Items from a figure collection
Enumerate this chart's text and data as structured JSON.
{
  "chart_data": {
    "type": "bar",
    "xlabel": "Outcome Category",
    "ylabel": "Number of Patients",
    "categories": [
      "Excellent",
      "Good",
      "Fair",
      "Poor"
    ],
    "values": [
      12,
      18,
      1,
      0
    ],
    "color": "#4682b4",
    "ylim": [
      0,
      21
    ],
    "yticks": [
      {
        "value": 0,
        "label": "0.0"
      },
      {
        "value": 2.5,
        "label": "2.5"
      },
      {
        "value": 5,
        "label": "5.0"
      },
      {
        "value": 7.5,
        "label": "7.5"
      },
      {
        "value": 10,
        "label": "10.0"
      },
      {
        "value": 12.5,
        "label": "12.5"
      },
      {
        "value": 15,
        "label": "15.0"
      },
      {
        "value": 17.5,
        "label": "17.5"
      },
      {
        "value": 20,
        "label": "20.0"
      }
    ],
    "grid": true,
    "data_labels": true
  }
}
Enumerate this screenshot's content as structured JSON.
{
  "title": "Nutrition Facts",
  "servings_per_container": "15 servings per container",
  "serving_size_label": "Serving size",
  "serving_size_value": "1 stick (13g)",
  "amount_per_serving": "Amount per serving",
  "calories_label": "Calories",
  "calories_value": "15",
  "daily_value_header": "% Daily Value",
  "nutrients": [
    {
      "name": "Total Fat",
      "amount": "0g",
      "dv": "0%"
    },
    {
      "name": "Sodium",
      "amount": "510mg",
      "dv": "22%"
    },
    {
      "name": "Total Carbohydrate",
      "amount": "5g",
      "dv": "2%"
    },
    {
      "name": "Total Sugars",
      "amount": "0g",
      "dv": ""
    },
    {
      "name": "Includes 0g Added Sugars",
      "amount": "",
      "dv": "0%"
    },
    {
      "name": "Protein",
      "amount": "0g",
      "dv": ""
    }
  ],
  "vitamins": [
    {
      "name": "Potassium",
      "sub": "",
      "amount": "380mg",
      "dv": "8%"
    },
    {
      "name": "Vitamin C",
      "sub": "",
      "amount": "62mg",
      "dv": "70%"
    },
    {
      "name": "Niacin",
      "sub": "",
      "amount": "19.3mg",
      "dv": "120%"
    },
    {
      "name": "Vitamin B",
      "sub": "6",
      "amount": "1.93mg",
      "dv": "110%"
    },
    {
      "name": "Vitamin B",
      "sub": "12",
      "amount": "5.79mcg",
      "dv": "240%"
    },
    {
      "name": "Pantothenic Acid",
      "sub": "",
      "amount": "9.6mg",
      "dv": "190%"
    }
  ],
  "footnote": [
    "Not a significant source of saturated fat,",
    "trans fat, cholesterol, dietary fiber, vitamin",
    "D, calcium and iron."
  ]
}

What the task asks: Scan the records above and tell how many lines include the word "name"; the number is all that should be written.

Written solution: 12